Exercise => Omit the pictures and output every entry below exactly as written.

— START —

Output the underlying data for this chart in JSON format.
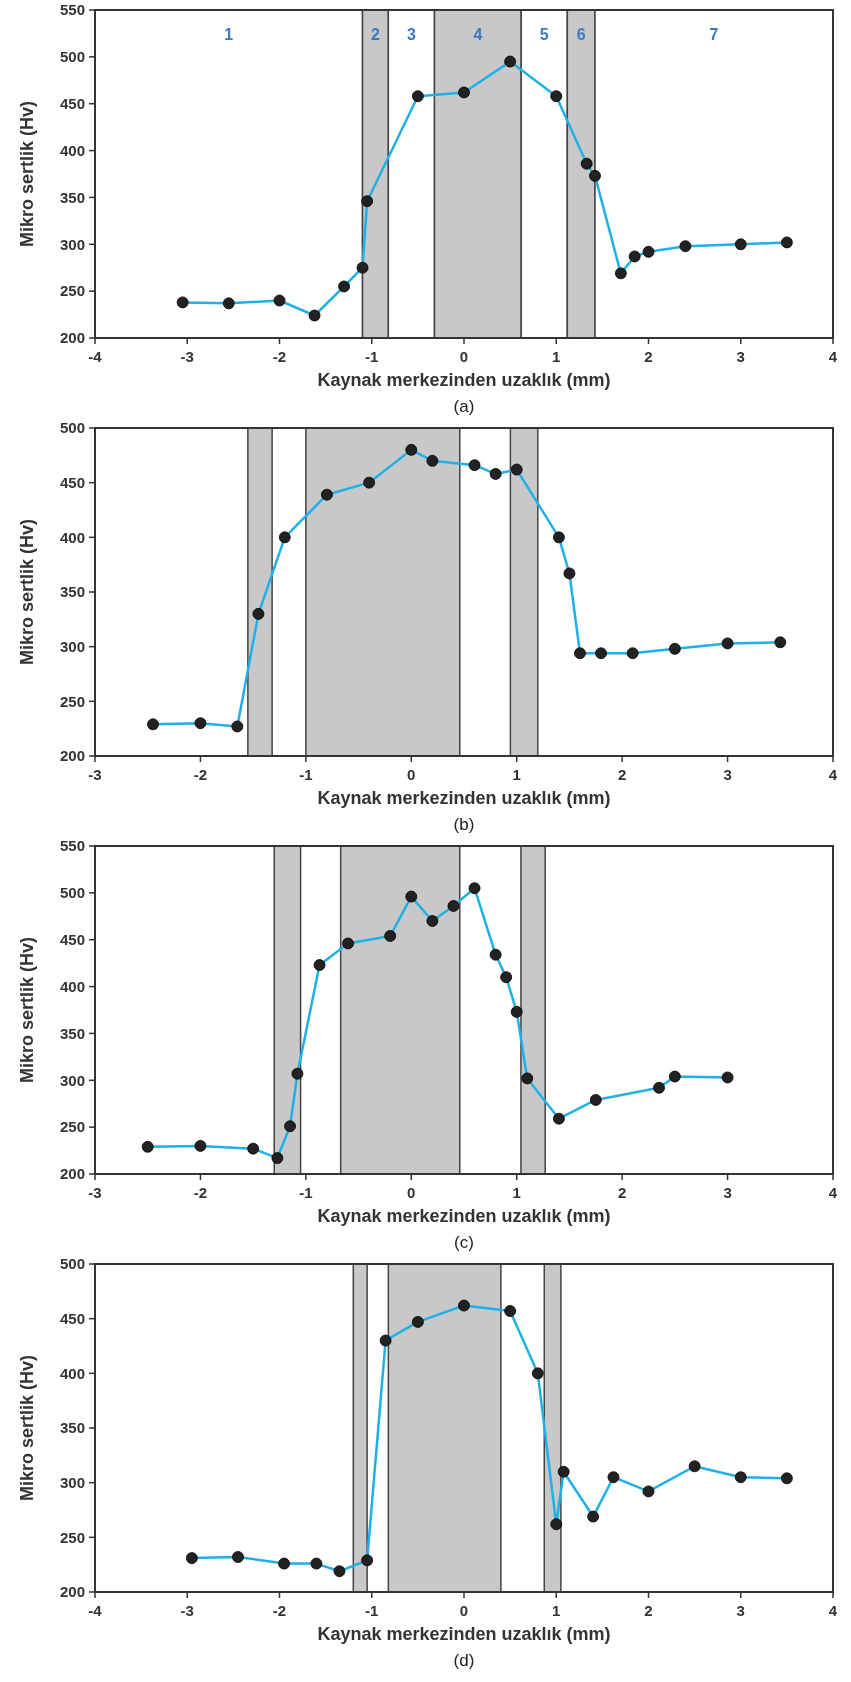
{
  "chart_data": [
    {
      "type": "line",
      "title": "(a)",
      "xlabel": "Kaynak merkezinden uzaklık (mm)",
      "ylabel": "Mikro sertlik (Hv)",
      "xlim": [
        -4,
        4
      ],
      "xticks": [
        -4,
        -3,
        -2,
        -1,
        0,
        1,
        2,
        3,
        4
      ],
      "ylim": [
        200,
        550
      ],
      "yticks": [
        200,
        250,
        300,
        350,
        400,
        450,
        500,
        550
      ],
      "marker": "circle",
      "grid": false,
      "bands": [
        {
          "axis": "x",
          "from": -4,
          "to": -1.1,
          "color": "#ffffff",
          "label": "1"
        },
        {
          "axis": "x",
          "from": -1.1,
          "to": -0.82,
          "color": "#c8c8c8",
          "label": "2"
        },
        {
          "axis": "x",
          "from": -0.82,
          "to": -0.32,
          "color": "#ffffff",
          "label": "3"
        },
        {
          "axis": "x",
          "from": -0.32,
          "to": 0.62,
          "color": "#c8c8c8",
          "label": "4"
        },
        {
          "axis": "x",
          "from": 0.62,
          "to": 1.12,
          "color": "#ffffff",
          "label": "5"
        },
        {
          "axis": "x",
          "from": 1.12,
          "to": 1.42,
          "color": "#c8c8c8",
          "label": "6"
        },
        {
          "axis": "x",
          "from": 1.42,
          "to": 4,
          "color": "#ffffff",
          "label": "7"
        }
      ],
      "series": [
        {
          "color": "#1fb0e8",
          "x": [
            -3.05,
            -2.55,
            -2.0,
            -1.62,
            -1.3,
            -1.1,
            -1.05,
            -0.5,
            0,
            0.5,
            1.0,
            1.33,
            1.42,
            1.7,
            1.85,
            2.0,
            2.4,
            3.0,
            3.5
          ],
          "values": [
            238,
            237,
            240,
            224,
            255,
            275,
            346,
            458,
            462,
            495,
            458,
            386,
            373,
            269,
            287,
            292,
            298,
            300,
            302
          ]
        }
      ]
    },
    {
      "type": "line",
      "title": "(b)",
      "xlabel": "Kaynak merkezinden uzaklık (mm)",
      "ylabel": "Mikro sertlik (Hv)",
      "xlim": [
        -3,
        4
      ],
      "xticks": [
        -3,
        -2,
        -1,
        0,
        1,
        2,
        3,
        4
      ],
      "ylim": [
        200,
        500
      ],
      "yticks": [
        200,
        250,
        300,
        350,
        400,
        450,
        500
      ],
      "marker": "circle",
      "grid": false,
      "bands": [
        {
          "axis": "x",
          "from": -1.55,
          "to": -1.32,
          "color": "#c8c8c8"
        },
        {
          "axis": "x",
          "from": -1.0,
          "to": 0.46,
          "color": "#c8c8c8"
        },
        {
          "axis": "x",
          "from": 0.94,
          "to": 1.2,
          "color": "#c8c8c8"
        }
      ],
      "series": [
        {
          "color": "#1fb0e8",
          "x": [
            -2.45,
            -2.0,
            -1.65,
            -1.45,
            -1.2,
            -0.8,
            -0.4,
            0,
            0.2,
            0.6,
            0.8,
            1.0,
            1.4,
            1.5,
            1.6,
            1.8,
            2.1,
            2.5,
            3.0,
            3.5
          ],
          "values": [
            229,
            230,
            227,
            330,
            400,
            439,
            450,
            480,
            470,
            466,
            458,
            462,
            400,
            367,
            294,
            294,
            294,
            298,
            303,
            304
          ]
        }
      ]
    },
    {
      "type": "line",
      "title": "(c)",
      "xlabel": "Kaynak merkezinden uzaklık (mm)",
      "ylabel": "Mikro sertlik (Hv)",
      "xlim": [
        -3,
        4
      ],
      "xticks": [
        -3,
        -2,
        -1,
        0,
        1,
        2,
        3,
        4
      ],
      "ylim": [
        200,
        550
      ],
      "yticks": [
        200,
        250,
        300,
        350,
        400,
        450,
        500,
        550
      ],
      "marker": "circle",
      "grid": false,
      "bands": [
        {
          "axis": "x",
          "from": -1.3,
          "to": -1.05,
          "color": "#c8c8c8"
        },
        {
          "axis": "x",
          "from": -0.67,
          "to": 0.46,
          "color": "#c8c8c8"
        },
        {
          "axis": "x",
          "from": 1.04,
          "to": 1.27,
          "color": "#c8c8c8"
        }
      ],
      "series": [
        {
          "color": "#1fb0e8",
          "x": [
            -2.5,
            -2.0,
            -1.5,
            -1.27,
            -1.15,
            -1.08,
            -0.87,
            -0.6,
            -0.2,
            0,
            0.2,
            0.4,
            0.6,
            0.8,
            0.9,
            1.0,
            1.1,
            1.4,
            1.75,
            2.35,
            2.5,
            3.0
          ],
          "values": [
            229,
            230,
            227,
            217,
            251,
            307,
            423,
            446,
            454,
            496,
            470,
            486,
            505,
            434,
            410,
            373,
            302,
            259,
            279,
            292,
            304,
            303
          ]
        }
      ]
    },
    {
      "type": "line",
      "title": "(d)",
      "xlabel": "Kaynak merkezinden uzaklık (mm)",
      "ylabel": "Mikro sertlik (Hv)",
      "xlim": [
        -4,
        4
      ],
      "xticks": [
        -4,
        -3,
        -2,
        -1,
        0,
        1,
        2,
        3,
        4
      ],
      "ylim": [
        200,
        500
      ],
      "yticks": [
        200,
        250,
        300,
        350,
        400,
        450,
        500
      ],
      "marker": "circle",
      "grid": false,
      "bands": [
        {
          "axis": "x",
          "from": -1.2,
          "to": -1.05,
          "color": "#c8c8c8"
        },
        {
          "axis": "x",
          "from": -0.82,
          "to": 0.4,
          "color": "#c8c8c8"
        },
        {
          "axis": "x",
          "from": 0.87,
          "to": 1.05,
          "color": "#c8c8c8"
        }
      ],
      "series": [
        {
          "color": "#1fb0e8",
          "x": [
            -2.95,
            -2.45,
            -1.95,
            -1.6,
            -1.35,
            -1.05,
            -0.85,
            -0.5,
            0,
            0.5,
            0.8,
            1.0,
            1.08,
            1.4,
            1.62,
            2.0,
            2.5,
            3.0,
            3.5
          ],
          "values": [
            231,
            232,
            226,
            226,
            219,
            229,
            430,
            447,
            462,
            457,
            400,
            262,
            310,
            269,
            305,
            292,
            315,
            305,
            304
          ]
        }
      ]
    }
  ]
}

— END —

Task result =>
Output the underlying data for this chart in JSON format.
{
  "chart_data": [
    {
      "type": "line",
      "title": "(a)",
      "xlabel": "Kaynak merkezinden uzaklık (mm)",
      "ylabel": "Mikro sertlik (Hv)",
      "xlim": [
        -4,
        4
      ],
      "xticks": [
        -4,
        -3,
        -2,
        -1,
        0,
        1,
        2,
        3,
        4
      ],
      "ylim": [
        200,
        550
      ],
      "yticks": [
        200,
        250,
        300,
        350,
        400,
        450,
        500,
        550
      ],
      "marker": "circle",
      "grid": false,
      "bands": [
        {
          "axis": "x",
          "from": -4,
          "to": -1.1,
          "color": "#ffffff",
          "label": "1"
        },
        {
          "axis": "x",
          "from": -1.1,
          "to": -0.82,
          "color": "#c8c8c8",
          "label": "2"
        },
        {
          "axis": "x",
          "from": -0.82,
          "to": -0.32,
          "color": "#ffffff",
          "label": "3"
        },
        {
          "axis": "x",
          "from": -0.32,
          "to": 0.62,
          "color": "#c8c8c8",
          "label": "4"
        },
        {
          "axis": "x",
          "from": 0.62,
          "to": 1.12,
          "color": "#ffffff",
          "label": "5"
        },
        {
          "axis": "x",
          "from": 1.12,
          "to": 1.42,
          "color": "#c8c8c8",
          "label": "6"
        },
        {
          "axis": "x",
          "from": 1.42,
          "to": 4,
          "color": "#ffffff",
          "label": "7"
        }
      ],
      "series": [
        {
          "color": "#1fb0e8",
          "x": [
            -3.05,
            -2.55,
            -2.0,
            -1.62,
            -1.3,
            -1.1,
            -1.05,
            -0.5,
            0,
            0.5,
            1.0,
            1.33,
            1.42,
            1.7,
            1.85,
            2.0,
            2.4,
            3.0,
            3.5
          ],
          "values": [
            238,
            237,
            240,
            224,
            255,
            275,
            346,
            458,
            462,
            495,
            458,
            386,
            373,
            269,
            287,
            292,
            298,
            300,
            302
          ]
        }
      ]
    },
    {
      "type": "line",
      "title": "(b)",
      "xlabel": "Kaynak merkezinden uzaklık (mm)",
      "ylabel": "Mikro sertlik (Hv)",
      "xlim": [
        -3,
        4
      ],
      "xticks": [
        -3,
        -2,
        -1,
        0,
        1,
        2,
        3,
        4
      ],
      "ylim": [
        200,
        500
      ],
      "yticks": [
        200,
        250,
        300,
        350,
        400,
        450,
        500
      ],
      "marker": "circle",
      "grid": false,
      "bands": [
        {
          "axis": "x",
          "from": -1.55,
          "to": -1.32,
          "color": "#c8c8c8"
        },
        {
          "axis": "x",
          "from": -1.0,
          "to": 0.46,
          "color": "#c8c8c8"
        },
        {
          "axis": "x",
          "from": 0.94,
          "to": 1.2,
          "color": "#c8c8c8"
        }
      ],
      "series": [
        {
          "color": "#1fb0e8",
          "x": [
            -2.45,
            -2.0,
            -1.65,
            -1.45,
            -1.2,
            -0.8,
            -0.4,
            0,
            0.2,
            0.6,
            0.8,
            1.0,
            1.4,
            1.5,
            1.6,
            1.8,
            2.1,
            2.5,
            3.0,
            3.5
          ],
          "values": [
            229,
            230,
            227,
            330,
            400,
            439,
            450,
            480,
            470,
            466,
            458,
            462,
            400,
            367,
            294,
            294,
            294,
            298,
            303,
            304
          ]
        }
      ]
    },
    {
      "type": "line",
      "title": "(c)",
      "xlabel": "Kaynak merkezinden uzaklık (mm)",
      "ylabel": "Mikro sertlik (Hv)",
      "xlim": [
        -3,
        4
      ],
      "xticks": [
        -3,
        -2,
        -1,
        0,
        1,
        2,
        3,
        4
      ],
      "ylim": [
        200,
        550
      ],
      "yticks": [
        200,
        250,
        300,
        350,
        400,
        450,
        500,
        550
      ],
      "marker": "circle",
      "grid": false,
      "bands": [
        {
          "axis": "x",
          "from": -1.3,
          "to": -1.05,
          "color": "#c8c8c8"
        },
        {
          "axis": "x",
          "from": -0.67,
          "to": 0.46,
          "color": "#c8c8c8"
        },
        {
          "axis": "x",
          "from": 1.04,
          "to": 1.27,
          "color": "#c8c8c8"
        }
      ],
      "series": [
        {
          "color": "#1fb0e8",
          "x": [
            -2.5,
            -2.0,
            -1.5,
            -1.27,
            -1.15,
            -1.08,
            -0.87,
            -0.6,
            -0.2,
            0,
            0.2,
            0.4,
            0.6,
            0.8,
            0.9,
            1.0,
            1.1,
            1.4,
            1.75,
            2.35,
            2.5,
            3.0
          ],
          "values": [
            229,
            230,
            227,
            217,
            251,
            307,
            423,
            446,
            454,
            496,
            470,
            486,
            505,
            434,
            410,
            373,
            302,
            259,
            279,
            292,
            304,
            303
          ]
        }
      ]
    },
    {
      "type": "line",
      "title": "(d)",
      "xlabel": "Kaynak merkezinden uzaklık (mm)",
      "ylabel": "Mikro sertlik (Hv)",
      "xlim": [
        -4,
        4
      ],
      "xticks": [
        -4,
        -3,
        -2,
        -1,
        0,
        1,
        2,
        3,
        4
      ],
      "ylim": [
        200,
        500
      ],
      "yticks": [
        200,
        250,
        300,
        350,
        400,
        450,
        500
      ],
      "marker": "circle",
      "grid": false,
      "bands": [
        {
          "axis": "x",
          "from": -1.2,
          "to": -1.05,
          "color": "#c8c8c8"
        },
        {
          "axis": "x",
          "from": -0.82,
          "to": 0.4,
          "color": "#c8c8c8"
        },
        {
          "axis": "x",
          "from": 0.87,
          "to": 1.05,
          "color": "#c8c8c8"
        }
      ],
      "series": [
        {
          "color": "#1fb0e8",
          "x": [
            -2.95,
            -2.45,
            -1.95,
            -1.6,
            -1.35,
            -1.05,
            -0.85,
            -0.5,
            0,
            0.5,
            0.8,
            1.0,
            1.08,
            1.4,
            1.62,
            2.0,
            2.5,
            3.0,
            3.5
          ],
          "values": [
            231,
            232,
            226,
            226,
            219,
            229,
            430,
            447,
            462,
            457,
            400,
            262,
            310,
            269,
            305,
            292,
            315,
            305,
            304
          ]
        }
      ]
    }
  ]
}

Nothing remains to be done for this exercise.